◆ **Data lines**:

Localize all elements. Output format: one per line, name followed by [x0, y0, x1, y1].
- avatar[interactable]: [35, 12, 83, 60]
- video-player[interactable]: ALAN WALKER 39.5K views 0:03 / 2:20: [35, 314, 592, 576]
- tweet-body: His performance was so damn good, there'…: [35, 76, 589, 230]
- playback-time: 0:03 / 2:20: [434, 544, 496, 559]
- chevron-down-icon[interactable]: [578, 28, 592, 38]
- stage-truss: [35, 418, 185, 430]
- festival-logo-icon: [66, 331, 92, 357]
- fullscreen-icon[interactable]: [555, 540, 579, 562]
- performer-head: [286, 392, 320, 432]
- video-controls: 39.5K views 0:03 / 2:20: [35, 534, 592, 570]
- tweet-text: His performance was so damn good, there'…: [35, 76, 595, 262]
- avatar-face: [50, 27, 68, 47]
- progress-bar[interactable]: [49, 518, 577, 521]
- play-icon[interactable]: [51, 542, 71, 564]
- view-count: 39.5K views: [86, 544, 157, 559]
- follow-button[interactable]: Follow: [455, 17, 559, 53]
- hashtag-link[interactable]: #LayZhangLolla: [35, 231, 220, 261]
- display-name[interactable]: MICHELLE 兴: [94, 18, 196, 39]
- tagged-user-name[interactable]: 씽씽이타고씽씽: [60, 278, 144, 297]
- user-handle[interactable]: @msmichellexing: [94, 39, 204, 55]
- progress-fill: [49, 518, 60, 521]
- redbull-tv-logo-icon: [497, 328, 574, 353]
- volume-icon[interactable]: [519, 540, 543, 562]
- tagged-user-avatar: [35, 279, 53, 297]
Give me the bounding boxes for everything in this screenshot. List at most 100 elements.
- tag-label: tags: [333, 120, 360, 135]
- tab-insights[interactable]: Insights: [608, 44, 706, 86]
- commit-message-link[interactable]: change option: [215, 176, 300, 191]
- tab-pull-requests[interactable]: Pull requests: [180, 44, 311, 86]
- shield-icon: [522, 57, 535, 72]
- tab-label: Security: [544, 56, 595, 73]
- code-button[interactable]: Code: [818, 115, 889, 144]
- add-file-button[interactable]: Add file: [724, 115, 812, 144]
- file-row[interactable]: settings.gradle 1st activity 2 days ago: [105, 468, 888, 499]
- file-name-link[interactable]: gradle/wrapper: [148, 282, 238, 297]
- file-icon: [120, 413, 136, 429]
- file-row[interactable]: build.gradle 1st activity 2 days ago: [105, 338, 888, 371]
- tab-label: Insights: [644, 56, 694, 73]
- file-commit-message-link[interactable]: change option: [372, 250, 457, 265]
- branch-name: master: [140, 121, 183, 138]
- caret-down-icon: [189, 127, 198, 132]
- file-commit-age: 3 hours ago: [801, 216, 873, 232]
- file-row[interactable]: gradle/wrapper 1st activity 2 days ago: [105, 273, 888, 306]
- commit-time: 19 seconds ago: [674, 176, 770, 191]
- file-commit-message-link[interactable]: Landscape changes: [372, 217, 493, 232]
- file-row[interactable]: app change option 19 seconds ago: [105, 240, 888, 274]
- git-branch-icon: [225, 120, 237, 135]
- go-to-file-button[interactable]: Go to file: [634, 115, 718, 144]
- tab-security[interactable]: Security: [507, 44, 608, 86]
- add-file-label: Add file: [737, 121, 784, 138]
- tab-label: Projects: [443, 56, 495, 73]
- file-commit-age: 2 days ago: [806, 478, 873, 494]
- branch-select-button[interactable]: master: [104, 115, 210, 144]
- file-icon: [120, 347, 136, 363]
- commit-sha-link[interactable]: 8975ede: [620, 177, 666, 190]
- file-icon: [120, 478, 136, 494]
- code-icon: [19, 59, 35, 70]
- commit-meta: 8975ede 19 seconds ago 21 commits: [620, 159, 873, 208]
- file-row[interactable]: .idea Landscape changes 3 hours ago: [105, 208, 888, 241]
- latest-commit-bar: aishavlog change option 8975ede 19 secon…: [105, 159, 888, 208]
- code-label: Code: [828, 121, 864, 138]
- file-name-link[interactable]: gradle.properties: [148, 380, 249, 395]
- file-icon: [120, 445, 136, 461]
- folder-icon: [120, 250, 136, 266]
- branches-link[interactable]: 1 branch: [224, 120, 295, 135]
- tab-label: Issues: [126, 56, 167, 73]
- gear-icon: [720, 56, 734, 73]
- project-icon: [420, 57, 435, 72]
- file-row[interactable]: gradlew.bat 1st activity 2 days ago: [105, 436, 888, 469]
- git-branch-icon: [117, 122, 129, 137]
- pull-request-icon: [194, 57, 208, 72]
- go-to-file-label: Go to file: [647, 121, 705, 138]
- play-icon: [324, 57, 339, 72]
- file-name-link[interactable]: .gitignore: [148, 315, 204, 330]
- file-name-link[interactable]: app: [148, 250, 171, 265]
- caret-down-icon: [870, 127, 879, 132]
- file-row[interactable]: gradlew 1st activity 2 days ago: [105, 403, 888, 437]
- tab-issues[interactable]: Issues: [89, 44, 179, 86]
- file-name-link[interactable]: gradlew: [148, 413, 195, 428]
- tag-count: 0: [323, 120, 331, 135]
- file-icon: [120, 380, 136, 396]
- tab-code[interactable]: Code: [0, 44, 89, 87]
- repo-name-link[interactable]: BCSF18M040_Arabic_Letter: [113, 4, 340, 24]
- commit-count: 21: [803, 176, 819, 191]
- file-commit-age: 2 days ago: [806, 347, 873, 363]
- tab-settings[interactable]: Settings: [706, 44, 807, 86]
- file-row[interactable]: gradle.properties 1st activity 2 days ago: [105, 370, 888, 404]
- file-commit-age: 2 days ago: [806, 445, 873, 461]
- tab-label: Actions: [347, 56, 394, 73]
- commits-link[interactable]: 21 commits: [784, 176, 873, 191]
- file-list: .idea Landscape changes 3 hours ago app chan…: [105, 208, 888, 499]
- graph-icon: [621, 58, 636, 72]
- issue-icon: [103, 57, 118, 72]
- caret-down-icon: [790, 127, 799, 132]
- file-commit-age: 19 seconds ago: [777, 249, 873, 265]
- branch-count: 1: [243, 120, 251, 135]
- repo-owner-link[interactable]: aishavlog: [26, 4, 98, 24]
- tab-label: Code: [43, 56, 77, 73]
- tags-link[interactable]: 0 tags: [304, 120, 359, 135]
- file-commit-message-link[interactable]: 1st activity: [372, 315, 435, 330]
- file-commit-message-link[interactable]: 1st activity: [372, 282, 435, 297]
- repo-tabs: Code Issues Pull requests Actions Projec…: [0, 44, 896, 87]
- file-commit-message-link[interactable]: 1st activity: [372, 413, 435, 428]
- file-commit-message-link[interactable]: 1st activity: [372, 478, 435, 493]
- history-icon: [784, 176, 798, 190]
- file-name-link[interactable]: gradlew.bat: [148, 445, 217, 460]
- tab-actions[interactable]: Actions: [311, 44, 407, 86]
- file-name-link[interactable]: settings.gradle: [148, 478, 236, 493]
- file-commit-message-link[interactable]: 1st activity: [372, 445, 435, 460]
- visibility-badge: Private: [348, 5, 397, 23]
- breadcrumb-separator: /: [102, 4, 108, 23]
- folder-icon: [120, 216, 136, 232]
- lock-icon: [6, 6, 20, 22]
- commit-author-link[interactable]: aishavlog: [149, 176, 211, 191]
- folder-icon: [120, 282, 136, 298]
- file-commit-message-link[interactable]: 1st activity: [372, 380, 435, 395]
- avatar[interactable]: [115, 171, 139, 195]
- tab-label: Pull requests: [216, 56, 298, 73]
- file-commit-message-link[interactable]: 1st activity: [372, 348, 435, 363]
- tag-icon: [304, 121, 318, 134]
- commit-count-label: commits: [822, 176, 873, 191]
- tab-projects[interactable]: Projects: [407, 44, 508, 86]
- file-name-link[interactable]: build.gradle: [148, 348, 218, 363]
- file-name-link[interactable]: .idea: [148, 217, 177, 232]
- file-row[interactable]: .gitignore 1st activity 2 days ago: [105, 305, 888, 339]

◆ **Exercise objective**: Reproduce the rows word for word, from the first line through the line containing "282, 238, 297]", including both of those lines.

◆ **Finished answer**:
Localize all elements. Output format: one per line, name followed by [x0, y0, x1, y1].
- avatar[interactable]: [35, 12, 83, 60]
- video-player[interactable]: ALAN WALKER 39.5K views 0:03 / 2:20: [35, 314, 592, 576]
- tweet-body: His performance was so damn good, there'…: [35, 76, 589, 230]
- playback-time: 0:03 / 2:20: [434, 544, 496, 559]
- chevron-down-icon[interactable]: [578, 28, 592, 38]
- stage-truss: [35, 418, 185, 430]
- festival-logo-icon: [66, 331, 92, 357]
- fullscreen-icon[interactable]: [555, 540, 579, 562]
- performer-head: [286, 392, 320, 432]
- video-controls: 39.5K views 0:03 / 2:20: [35, 534, 592, 570]
- tweet-text: His performance was so damn good, there'…: [35, 76, 595, 262]
- avatar-face: [50, 27, 68, 47]
- progress-bar[interactable]: [49, 518, 577, 521]
- play-icon[interactable]: [51, 542, 71, 564]
- view-count: 39.5K views: [86, 544, 157, 559]
- follow-button[interactable]: Follow: [455, 17, 559, 53]
- hashtag-link[interactable]: #LayZhangLolla: [35, 231, 220, 261]
- display-name[interactable]: MICHELLE 兴: [94, 18, 196, 39]
- tagged-user-name[interactable]: 씽씽이타고씽씽: [60, 278, 144, 297]
- user-handle[interactable]: @msmichellexing: [94, 39, 204, 55]
- progress-fill: [49, 518, 60, 521]
- redbull-tv-logo-icon: [497, 328, 574, 353]
- volume-icon[interactable]: [519, 540, 543, 562]
- tagged-user-avatar: [35, 279, 53, 297]
Give me the bounding boxes for everything in this screenshot. List at most 100 elements.
- tag-label: tags: [333, 120, 360, 135]
- tab-insights[interactable]: Insights: [608, 44, 706, 86]
- commit-message-link[interactable]: change option: [215, 176, 300, 191]
- tab-pull-requests[interactable]: Pull requests: [180, 44, 311, 86]
- shield-icon: [522, 57, 535, 72]
- tab-label: Security: [544, 56, 595, 73]
- code-button[interactable]: Code: [818, 115, 889, 144]
- add-file-button[interactable]: Add file: [724, 115, 812, 144]
- file-row[interactable]: settings.gradle 1st activity 2 days ago: [105, 468, 888, 499]
- file-name-link[interactable]: gradle/wrapper: [148, 282, 238, 297]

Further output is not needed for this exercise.